> [EXERCISE AIM]
Go through the records and extract every line with the word "dung".
──────── MATERIAL SUPPLIED
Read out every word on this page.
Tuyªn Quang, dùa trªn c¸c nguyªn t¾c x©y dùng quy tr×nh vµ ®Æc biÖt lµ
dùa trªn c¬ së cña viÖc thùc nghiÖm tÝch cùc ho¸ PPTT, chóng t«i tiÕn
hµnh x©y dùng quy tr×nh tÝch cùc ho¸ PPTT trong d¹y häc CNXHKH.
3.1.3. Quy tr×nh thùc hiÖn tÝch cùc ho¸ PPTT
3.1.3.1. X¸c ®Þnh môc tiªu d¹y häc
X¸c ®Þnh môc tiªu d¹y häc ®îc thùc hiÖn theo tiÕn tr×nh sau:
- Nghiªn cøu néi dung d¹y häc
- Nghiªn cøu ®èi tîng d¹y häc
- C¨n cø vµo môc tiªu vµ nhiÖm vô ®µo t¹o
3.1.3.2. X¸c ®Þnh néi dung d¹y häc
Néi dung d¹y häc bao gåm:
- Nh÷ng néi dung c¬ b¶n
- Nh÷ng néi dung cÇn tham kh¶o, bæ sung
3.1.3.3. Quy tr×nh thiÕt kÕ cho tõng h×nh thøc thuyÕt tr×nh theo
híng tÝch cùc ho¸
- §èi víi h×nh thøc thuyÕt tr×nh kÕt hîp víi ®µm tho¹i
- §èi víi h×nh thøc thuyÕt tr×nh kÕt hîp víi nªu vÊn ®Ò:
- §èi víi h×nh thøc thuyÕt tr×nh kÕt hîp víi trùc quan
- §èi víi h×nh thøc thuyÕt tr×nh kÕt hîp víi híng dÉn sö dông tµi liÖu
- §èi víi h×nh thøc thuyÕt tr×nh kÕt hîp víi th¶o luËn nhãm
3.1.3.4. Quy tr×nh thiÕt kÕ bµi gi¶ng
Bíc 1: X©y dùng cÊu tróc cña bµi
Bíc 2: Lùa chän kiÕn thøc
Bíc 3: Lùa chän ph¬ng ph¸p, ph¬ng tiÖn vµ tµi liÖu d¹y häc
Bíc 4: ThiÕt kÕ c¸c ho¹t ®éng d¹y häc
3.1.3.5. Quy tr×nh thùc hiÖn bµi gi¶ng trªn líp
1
────────────────
──────── MATERIAL SUPPLIED
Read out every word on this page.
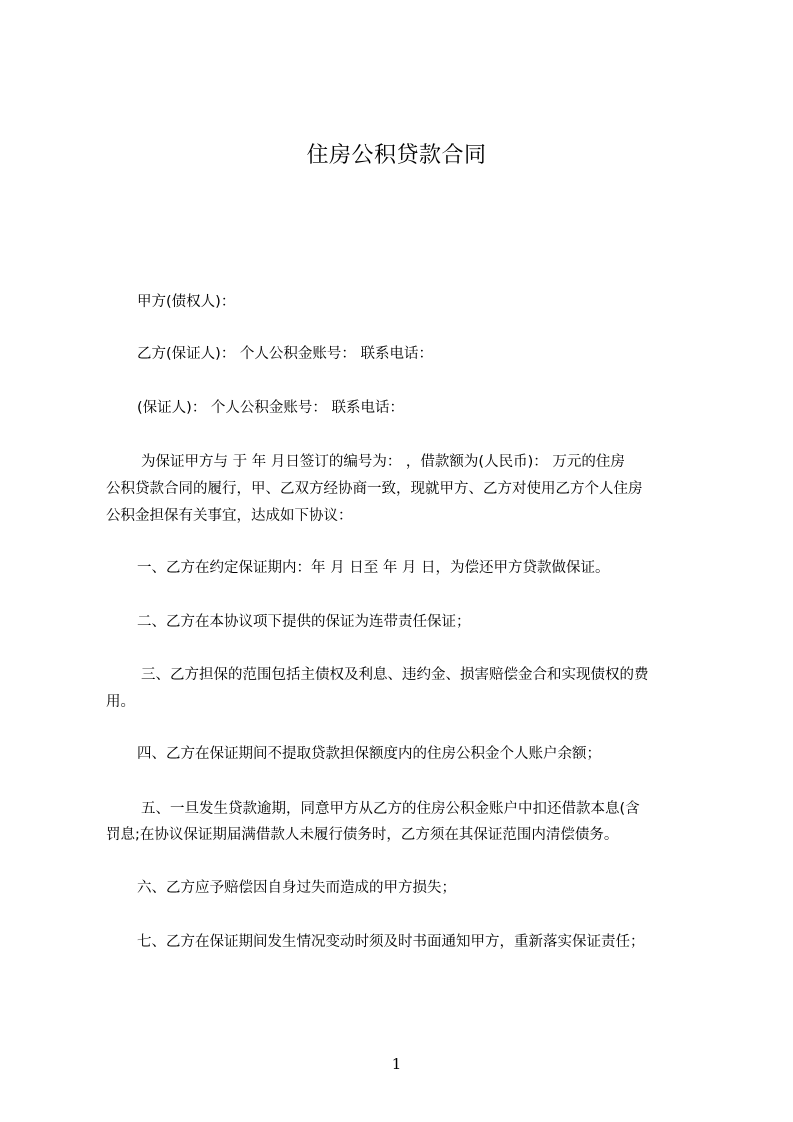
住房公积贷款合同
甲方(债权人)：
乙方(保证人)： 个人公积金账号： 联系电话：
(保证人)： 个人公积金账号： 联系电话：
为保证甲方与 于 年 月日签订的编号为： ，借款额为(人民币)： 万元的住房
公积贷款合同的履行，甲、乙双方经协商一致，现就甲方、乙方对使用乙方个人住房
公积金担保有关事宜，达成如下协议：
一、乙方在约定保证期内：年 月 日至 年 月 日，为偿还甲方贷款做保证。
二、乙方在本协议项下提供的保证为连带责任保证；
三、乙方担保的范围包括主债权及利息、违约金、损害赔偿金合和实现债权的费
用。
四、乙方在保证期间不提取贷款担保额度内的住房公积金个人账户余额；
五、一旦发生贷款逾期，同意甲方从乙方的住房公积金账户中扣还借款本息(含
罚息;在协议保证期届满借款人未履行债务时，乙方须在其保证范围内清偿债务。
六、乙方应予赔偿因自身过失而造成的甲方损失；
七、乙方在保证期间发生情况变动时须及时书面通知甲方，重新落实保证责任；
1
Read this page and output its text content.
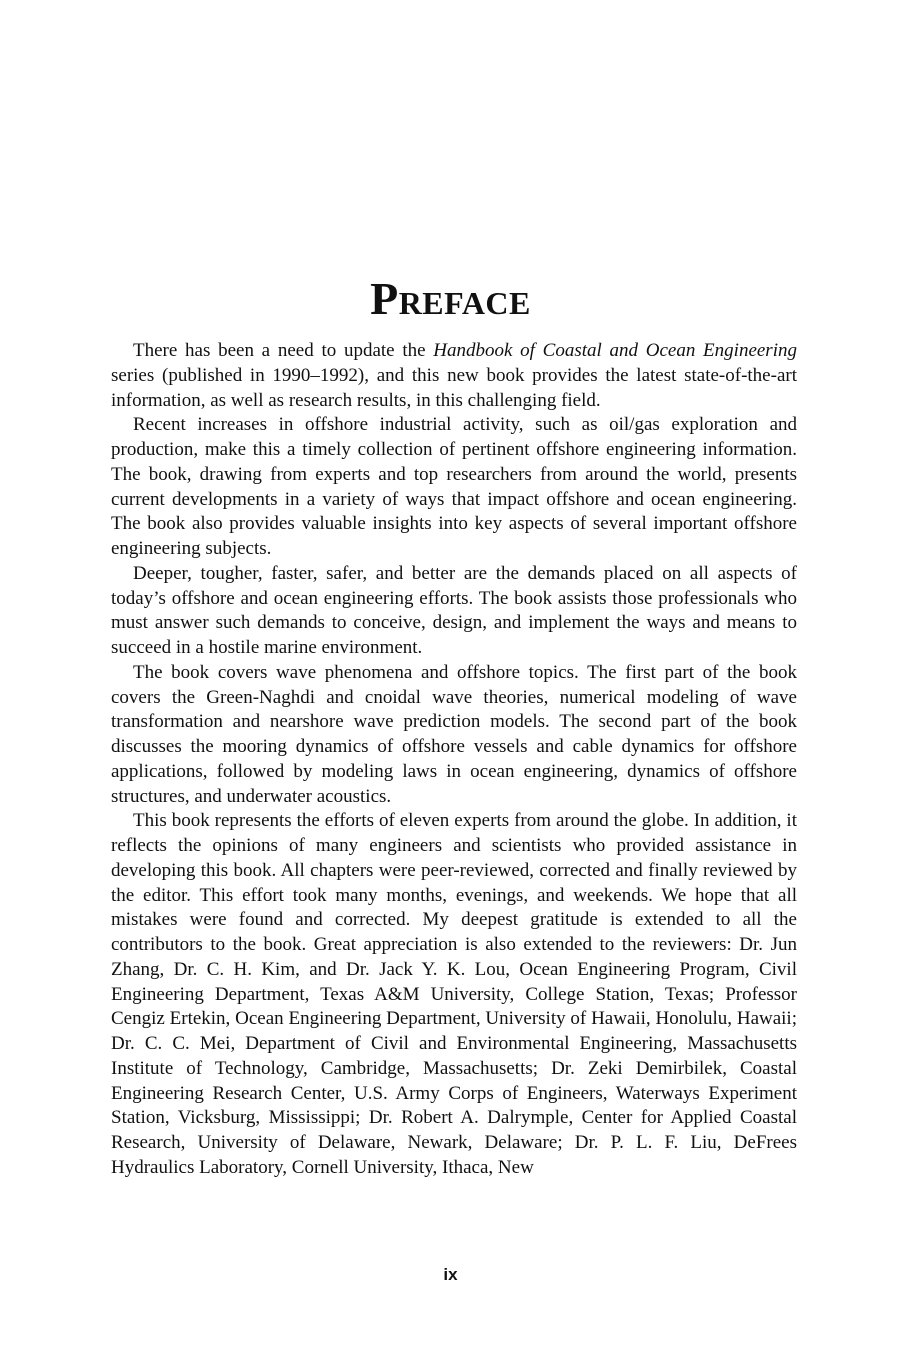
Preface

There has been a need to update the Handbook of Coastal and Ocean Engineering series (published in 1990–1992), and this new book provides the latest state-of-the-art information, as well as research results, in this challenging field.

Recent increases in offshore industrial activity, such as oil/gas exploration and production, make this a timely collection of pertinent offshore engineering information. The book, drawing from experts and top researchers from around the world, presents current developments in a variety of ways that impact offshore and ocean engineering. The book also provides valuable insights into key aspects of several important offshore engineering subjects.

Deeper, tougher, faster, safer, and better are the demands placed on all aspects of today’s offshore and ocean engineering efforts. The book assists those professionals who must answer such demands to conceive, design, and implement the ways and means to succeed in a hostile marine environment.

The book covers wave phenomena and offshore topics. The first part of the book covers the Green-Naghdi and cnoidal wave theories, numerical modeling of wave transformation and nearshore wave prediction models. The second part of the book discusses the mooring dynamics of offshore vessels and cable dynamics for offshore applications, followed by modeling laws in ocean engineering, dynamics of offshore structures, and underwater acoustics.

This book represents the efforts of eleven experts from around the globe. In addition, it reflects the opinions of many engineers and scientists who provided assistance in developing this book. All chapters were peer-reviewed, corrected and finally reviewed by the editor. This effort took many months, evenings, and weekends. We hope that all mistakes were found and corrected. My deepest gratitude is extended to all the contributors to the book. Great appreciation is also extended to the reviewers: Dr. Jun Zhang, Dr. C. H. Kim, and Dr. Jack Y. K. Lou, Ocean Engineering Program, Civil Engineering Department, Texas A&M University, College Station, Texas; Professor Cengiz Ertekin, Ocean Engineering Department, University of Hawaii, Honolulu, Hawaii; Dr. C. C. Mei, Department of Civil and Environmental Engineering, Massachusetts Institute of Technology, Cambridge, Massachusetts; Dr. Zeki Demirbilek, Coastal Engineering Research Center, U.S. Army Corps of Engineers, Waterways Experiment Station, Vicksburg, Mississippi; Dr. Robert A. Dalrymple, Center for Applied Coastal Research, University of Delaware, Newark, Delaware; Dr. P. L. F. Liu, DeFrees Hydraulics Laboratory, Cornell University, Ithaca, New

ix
────────────────
> [THE OUTPUT]
- Nghiªn cøu néi dung d¹y häc
3.1.3.2. X¸c ®Þnh néi dung d¹y häc
Néi dung d¹y häc bao gåm:
- Nh÷ng néi dung c¬ b¶n
- Nh÷ng néi dung cÇn tham kh¶o, bæ sung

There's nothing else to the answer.